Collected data
----

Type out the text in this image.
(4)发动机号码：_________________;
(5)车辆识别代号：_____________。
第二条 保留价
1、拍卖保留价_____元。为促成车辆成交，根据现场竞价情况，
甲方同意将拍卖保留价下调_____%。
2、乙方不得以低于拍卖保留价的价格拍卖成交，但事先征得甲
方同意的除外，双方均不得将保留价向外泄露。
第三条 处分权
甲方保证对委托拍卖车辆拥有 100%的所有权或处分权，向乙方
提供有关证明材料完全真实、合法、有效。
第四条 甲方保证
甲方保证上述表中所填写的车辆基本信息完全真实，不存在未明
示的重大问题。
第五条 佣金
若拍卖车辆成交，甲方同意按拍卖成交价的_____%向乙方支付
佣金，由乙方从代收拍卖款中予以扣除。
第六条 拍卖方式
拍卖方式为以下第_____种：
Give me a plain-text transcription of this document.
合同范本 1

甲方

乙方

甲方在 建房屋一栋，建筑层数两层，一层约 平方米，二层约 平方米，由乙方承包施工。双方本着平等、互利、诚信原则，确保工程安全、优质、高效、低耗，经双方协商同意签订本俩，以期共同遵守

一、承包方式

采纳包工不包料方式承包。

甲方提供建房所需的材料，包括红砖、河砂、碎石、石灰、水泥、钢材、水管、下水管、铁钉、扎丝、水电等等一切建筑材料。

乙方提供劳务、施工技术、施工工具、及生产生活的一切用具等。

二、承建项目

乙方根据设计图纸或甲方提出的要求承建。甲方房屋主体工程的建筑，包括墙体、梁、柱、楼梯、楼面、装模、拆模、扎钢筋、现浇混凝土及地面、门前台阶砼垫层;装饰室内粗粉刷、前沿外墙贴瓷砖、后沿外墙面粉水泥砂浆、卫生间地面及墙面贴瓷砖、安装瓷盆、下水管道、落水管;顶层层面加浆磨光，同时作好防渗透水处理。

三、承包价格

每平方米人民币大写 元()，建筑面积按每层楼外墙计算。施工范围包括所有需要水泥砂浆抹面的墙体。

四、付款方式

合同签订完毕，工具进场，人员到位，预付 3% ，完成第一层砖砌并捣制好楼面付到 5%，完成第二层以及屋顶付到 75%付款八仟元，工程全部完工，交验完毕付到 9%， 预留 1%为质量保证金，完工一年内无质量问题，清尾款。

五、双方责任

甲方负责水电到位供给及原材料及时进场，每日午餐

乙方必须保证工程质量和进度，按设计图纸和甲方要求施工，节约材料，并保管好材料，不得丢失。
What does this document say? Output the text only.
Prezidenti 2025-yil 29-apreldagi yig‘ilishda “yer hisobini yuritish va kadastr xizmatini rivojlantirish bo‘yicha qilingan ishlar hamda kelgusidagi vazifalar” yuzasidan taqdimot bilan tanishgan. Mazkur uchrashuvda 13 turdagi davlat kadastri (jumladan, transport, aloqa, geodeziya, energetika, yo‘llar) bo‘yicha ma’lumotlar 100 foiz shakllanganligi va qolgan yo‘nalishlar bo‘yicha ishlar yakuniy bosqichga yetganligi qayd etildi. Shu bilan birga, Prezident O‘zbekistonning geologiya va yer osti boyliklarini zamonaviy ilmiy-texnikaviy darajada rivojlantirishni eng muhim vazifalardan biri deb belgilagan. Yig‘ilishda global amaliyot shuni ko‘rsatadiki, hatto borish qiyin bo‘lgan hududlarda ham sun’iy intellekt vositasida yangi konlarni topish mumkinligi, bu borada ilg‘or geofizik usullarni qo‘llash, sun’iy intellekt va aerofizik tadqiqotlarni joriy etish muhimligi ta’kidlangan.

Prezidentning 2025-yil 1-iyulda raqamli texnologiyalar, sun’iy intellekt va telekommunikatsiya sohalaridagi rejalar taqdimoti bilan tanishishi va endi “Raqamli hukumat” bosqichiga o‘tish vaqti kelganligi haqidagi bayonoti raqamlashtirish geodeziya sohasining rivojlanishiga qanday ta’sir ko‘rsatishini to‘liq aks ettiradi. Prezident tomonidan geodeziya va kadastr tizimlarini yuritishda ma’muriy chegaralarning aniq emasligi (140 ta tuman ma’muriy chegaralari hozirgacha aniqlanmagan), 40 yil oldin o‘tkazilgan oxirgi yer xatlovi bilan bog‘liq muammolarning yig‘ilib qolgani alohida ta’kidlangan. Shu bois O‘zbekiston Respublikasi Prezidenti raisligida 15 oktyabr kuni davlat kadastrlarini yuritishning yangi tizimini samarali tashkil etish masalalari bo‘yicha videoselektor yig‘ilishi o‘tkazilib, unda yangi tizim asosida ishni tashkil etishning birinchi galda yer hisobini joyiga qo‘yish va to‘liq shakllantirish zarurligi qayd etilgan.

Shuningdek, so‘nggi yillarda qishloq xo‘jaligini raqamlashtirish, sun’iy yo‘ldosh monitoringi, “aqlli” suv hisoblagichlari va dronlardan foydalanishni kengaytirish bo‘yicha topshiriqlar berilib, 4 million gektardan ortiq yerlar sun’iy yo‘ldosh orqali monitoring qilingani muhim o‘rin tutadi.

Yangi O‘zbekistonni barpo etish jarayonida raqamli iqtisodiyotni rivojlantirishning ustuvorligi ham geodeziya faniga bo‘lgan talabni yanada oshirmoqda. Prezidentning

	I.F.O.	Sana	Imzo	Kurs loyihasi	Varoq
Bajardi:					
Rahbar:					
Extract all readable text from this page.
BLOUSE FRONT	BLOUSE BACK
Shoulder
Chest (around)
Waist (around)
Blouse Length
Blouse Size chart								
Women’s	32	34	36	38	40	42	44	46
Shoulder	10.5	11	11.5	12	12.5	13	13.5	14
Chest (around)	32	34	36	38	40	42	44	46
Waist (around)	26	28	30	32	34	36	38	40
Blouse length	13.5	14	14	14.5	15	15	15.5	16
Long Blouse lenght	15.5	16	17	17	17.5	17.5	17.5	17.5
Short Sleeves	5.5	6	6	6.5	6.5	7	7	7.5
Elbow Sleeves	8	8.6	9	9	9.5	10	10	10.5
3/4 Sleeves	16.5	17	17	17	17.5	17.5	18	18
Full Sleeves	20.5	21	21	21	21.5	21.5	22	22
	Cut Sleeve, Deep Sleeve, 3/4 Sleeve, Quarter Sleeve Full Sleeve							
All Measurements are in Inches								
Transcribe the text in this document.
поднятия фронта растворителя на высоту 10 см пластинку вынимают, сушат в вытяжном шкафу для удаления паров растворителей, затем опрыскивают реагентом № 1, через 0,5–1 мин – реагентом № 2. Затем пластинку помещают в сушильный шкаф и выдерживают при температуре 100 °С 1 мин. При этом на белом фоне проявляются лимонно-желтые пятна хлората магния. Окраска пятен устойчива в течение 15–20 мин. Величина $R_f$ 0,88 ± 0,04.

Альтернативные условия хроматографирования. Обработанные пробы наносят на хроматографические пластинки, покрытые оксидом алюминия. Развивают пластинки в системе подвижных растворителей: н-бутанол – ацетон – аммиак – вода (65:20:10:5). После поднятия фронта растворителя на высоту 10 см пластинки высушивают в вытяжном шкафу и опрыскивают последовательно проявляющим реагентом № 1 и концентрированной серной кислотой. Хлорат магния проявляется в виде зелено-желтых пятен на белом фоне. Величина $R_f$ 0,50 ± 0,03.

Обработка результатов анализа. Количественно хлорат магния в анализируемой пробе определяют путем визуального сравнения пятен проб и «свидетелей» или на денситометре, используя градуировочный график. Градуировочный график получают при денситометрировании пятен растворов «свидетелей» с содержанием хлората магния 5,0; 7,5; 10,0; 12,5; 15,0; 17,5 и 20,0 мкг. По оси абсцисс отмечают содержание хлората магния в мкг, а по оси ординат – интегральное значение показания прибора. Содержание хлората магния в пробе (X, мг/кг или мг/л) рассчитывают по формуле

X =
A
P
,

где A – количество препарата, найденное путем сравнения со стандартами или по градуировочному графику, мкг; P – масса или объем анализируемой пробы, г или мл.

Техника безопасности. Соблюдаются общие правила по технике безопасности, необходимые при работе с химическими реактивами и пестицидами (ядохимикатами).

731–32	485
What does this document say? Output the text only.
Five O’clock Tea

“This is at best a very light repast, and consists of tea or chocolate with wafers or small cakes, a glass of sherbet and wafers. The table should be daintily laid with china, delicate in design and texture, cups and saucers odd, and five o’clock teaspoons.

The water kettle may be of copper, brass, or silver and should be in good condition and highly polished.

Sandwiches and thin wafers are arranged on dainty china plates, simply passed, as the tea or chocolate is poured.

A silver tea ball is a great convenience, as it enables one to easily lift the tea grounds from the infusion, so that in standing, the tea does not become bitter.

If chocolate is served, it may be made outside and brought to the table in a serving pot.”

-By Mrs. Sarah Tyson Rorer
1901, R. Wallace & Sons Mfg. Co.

----

Using the listing above, return all lines where the word "Shoulder" occurs.

Response to the task:
Shoulder
Shoulder	10.5	11	11.5	12	12.5	13	13.5	14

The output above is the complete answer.